WRITTEN PROBLEM
Take the data below and repeat it exactly.

EXERCISE MATERIALS

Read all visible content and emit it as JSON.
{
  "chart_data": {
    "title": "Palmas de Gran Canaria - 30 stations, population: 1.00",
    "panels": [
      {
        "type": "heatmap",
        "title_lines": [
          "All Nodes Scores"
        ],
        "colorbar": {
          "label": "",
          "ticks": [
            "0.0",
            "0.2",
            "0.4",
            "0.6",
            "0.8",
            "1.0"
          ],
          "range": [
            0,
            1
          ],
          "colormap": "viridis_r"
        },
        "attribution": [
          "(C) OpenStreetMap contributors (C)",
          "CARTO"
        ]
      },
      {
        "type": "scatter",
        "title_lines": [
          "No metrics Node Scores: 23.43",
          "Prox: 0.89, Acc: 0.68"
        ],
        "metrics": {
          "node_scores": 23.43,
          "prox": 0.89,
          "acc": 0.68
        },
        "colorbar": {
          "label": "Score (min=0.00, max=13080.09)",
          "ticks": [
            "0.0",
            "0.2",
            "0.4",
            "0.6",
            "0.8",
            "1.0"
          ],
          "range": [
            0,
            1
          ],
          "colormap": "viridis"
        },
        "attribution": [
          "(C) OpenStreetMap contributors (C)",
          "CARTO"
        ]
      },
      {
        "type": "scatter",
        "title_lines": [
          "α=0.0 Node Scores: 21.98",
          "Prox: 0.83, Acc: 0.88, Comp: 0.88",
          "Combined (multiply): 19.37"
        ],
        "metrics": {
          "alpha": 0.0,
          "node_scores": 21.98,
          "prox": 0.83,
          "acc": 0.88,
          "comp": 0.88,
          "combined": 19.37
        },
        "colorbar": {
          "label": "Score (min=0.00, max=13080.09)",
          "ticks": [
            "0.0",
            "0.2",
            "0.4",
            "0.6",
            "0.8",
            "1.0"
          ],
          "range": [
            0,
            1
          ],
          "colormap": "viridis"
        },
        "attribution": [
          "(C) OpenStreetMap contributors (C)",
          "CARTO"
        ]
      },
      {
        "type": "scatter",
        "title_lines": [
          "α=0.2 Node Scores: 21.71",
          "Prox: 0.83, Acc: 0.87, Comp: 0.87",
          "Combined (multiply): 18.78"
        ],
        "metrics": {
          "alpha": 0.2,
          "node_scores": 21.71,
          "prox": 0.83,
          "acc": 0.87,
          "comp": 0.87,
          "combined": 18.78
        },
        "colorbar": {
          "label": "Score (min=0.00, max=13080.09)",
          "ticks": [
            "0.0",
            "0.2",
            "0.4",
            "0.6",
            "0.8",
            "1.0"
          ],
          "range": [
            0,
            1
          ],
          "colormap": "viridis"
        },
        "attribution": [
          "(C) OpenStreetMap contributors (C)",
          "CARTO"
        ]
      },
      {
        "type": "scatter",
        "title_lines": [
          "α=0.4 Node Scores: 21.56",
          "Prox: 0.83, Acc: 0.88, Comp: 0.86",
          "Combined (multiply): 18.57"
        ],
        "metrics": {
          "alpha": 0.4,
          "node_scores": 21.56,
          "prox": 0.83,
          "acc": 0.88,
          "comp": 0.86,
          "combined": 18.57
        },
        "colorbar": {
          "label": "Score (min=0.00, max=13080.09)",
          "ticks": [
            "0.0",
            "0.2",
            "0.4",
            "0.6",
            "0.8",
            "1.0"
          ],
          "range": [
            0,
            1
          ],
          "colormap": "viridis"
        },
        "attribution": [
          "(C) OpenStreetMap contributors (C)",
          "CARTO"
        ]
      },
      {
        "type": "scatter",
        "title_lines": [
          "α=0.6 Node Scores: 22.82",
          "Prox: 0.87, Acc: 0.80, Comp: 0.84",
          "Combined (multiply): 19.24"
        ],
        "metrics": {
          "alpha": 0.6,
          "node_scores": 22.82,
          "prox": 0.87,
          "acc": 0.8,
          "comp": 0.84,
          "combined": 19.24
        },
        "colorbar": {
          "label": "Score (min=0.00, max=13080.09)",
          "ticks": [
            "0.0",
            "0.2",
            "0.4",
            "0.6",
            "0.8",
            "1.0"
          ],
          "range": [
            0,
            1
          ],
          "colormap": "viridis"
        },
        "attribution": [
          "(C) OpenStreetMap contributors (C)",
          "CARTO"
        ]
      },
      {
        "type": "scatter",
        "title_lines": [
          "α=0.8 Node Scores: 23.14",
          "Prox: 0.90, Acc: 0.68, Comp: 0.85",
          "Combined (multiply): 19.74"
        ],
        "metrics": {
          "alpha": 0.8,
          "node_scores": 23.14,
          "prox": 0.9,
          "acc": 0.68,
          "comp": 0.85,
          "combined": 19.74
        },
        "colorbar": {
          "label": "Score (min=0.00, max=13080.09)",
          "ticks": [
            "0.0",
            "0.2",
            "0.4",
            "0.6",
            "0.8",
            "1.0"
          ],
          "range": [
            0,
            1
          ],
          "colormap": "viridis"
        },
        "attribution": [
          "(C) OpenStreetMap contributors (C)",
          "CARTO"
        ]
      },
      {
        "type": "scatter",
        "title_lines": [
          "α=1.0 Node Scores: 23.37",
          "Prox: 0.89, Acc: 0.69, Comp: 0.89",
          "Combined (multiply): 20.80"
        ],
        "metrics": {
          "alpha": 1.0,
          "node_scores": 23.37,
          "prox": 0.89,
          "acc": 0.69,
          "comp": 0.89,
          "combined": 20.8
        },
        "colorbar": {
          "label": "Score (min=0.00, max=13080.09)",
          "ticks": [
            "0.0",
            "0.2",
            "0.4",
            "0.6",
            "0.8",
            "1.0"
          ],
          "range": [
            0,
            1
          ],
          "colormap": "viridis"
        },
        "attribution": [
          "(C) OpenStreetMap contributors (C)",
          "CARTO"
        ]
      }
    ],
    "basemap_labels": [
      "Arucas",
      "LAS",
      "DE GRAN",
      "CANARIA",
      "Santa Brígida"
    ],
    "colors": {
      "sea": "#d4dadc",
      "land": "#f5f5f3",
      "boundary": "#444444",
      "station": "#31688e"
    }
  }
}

SOLUTION BELOW
Read all visible content and emit it as JSON.
{
  "chart_data": {
    "title": "Palmas de Gran Canaria - 30 stations, population: 1.00",
    "panels": [
      {
        "type": "heatmap",
        "title_lines": [
          "All Nodes Scores"
        ],
        "colorbar": {
          "label": "",
          "ticks": [
            "0.0",
            "0.2",
            "0.4",
            "0.6",
            "0.8",
            "1.0"
          ],
          "range": [
            0,
            1
          ],
          "colormap": "viridis_r"
        },
        "attribution": [
          "(C) OpenStreetMap contributors (C)",
          "CARTO"
        ]
      },
      {
        "type": "scatter",
        "title_lines": [
          "No metrics Node Scores: 23.43",
          "Prox: 0.89, Acc: 0.68"
        ],
        "metrics": {
          "node_scores": 23.43,
          "prox": 0.89,
          "acc": 0.68
        },
        "colorbar": {
          "label": "Score (min=0.00, max=13080.09)",
          "ticks": [
            "0.0",
            "0.2",
            "0.4",
            "0.6",
            "0.8",
            "1.0"
          ],
          "range": [
            0,
            1
          ],
          "colormap": "viridis"
        },
        "attribution": [
          "(C) OpenStreetMap contributors (C)",
          "CARTO"
        ]
      },
      {
        "type": "scatter",
        "title_lines": [
          "α=0.0 Node Scores: 21.98",
          "Prox: 0.83, Acc: 0.88, Comp: 0.88",
          "Combined (multiply): 19.37"
        ],
        "metrics": {
          "alpha": 0.0,
          "node_scores": 21.98,
          "prox": 0.83,
          "acc": 0.88,
          "comp": 0.88,
          "combined": 19.37
        },
        "colorbar": {
          "label": "Score (min=0.00, max=13080.09)",
          "ticks": [
            "0.0",
            "0.2",
            "0.4",
            "0.6",
            "0.8",
            "1.0"
          ],
          "range": [
            0,
            1
          ],
          "colormap": "viridis"
        },
        "attribution": [
          "(C) OpenStreetMap contributors (C)",
          "CARTO"
        ]
      },
      {
        "type": "scatter",
        "title_lines": [
          "α=0.2 Node Scores: 21.71",
          "Prox: 0.83, Acc: 0.87, Comp: 0.87",
          "Combined (multiply): 18.78"
        ],
        "metrics": {
          "alpha": 0.2,
          "node_scores": 21.71,
          "prox": 0.83,
          "acc": 0.87,
          "comp": 0.87,
          "combined": 18.78
        },
        "colorbar": {
          "label": "Score (min=0.00, max=13080.09)",
          "ticks": [
            "0.0",
            "0.2",
            "0.4",
            "0.6",
            "0.8",
            "1.0"
          ],
          "range": [
            0,
            1
          ],
          "colormap": "viridis"
        },
        "attribution": [
          "(C) OpenStreetMap contributors (C)",
          "CARTO"
        ]
      },
      {
        "type": "scatter",
        "title_lines": [
          "α=0.4 Node Scores: 21.56",
          "Prox: 0.83, Acc: 0.88, Comp: 0.86",
          "Combined (multiply): 18.57"
        ],
        "metrics": {
          "alpha": 0.4,
          "node_scores": 21.56,
          "prox": 0.83,
          "acc": 0.88,
          "comp": 0.86,
          "combined": 18.57
        },
        "colorbar": {
          "label": "Score (min=0.00, max=13080.09)",
          "ticks": [
            "0.0",
            "0.2",
            "0.4",
            "0.6",
            "0.8",
            "1.0"
          ],
          "range": [
            0,
            1
          ],
          "colormap": "viridis"
        },
        "attribution": [
          "(C) OpenStreetMap contributors (C)",
          "CARTO"
        ]
      },
      {
        "type": "scatter",
        "title_lines": [
          "α=0.6 Node Scores: 22.82",
          "Prox: 0.87, Acc: 0.80, Comp: 0.84",
          "Combined (multiply): 19.24"
        ],
        "metrics": {
          "alpha": 0.6,
          "node_scores": 22.82,
          "prox": 0.87,
          "acc": 0.8,
          "comp": 0.84,
          "combined": 19.24
        },
        "colorbar": {
          "label": "Score (min=0.00, max=13080.09)",
          "ticks": [
            "0.0",
            "0.2",
            "0.4",
            "0.6",
            "0.8",
            "1.0"
          ],
          "range": [
            0,
            1
          ],
          "colormap": "viridis"
        },
        "attribution": [
          "(C) OpenStreetMap contributors (C)",
          "CARTO"
        ]
      },
      {
        "type": "scatter",
        "title_lines": [
          "α=0.8 Node Scores: 23.14",
          "Prox: 0.90, Acc: 0.68, Comp: 0.85",
          "Combined (multiply): 19.74"
        ],
        "metrics": {
          "alpha": 0.8,
          "node_scores": 23.14,
          "prox": 0.9,
          "acc": 0.68,
          "comp": 0.85,
          "combined": 19.74
        },
        "colorbar": {
          "label": "Score (min=0.00, max=13080.09)",
          "ticks": [
            "0.0",
            "0.2",
            "0.4",
            "0.6",
            "0.8",
            "1.0"
          ],
          "range": [
            0,
            1
          ],
          "colormap": "viridis"
        },
        "attribution": [
          "(C) OpenStreetMap contributors (C)",
          "CARTO"
        ]
      },
      {
        "type": "scatter",
        "title_lines": [
          "α=1.0 Node Scores: 23.37",
          "Prox: 0.89, Acc: 0.69, Comp: 0.89",
          "Combined (multiply): 20.80"
        ],
        "metrics": {
          "alpha": 1.0,
          "node_scores": 23.37,
          "prox": 0.89,
          "acc": 0.69,
          "comp": 0.89,
          "combined": 20.8
        },
        "colorbar": {
          "label": "Score (min=0.00, max=13080.09)",
          "ticks": [
            "0.0",
            "0.2",
            "0.4",
            "0.6",
            "0.8",
            "1.0"
          ],
          "range": [
            0,
            1
          ],
          "colormap": "viridis"
        },
        "attribution": [
          "(C) OpenStreetMap contributors (C)",
          "CARTO"
        ]
      }
    ],
    "basemap_labels": [
      "Arucas",
      "LAS",
      "DE GRAN",
      "CANARIA",
      "Santa Brígida"
    ],
    "colors": {
      "sea": "#d4dadc",
      "land": "#f5f5f3",
      "boundary": "#444444",
      "station": "#31688e"
    }
  }
}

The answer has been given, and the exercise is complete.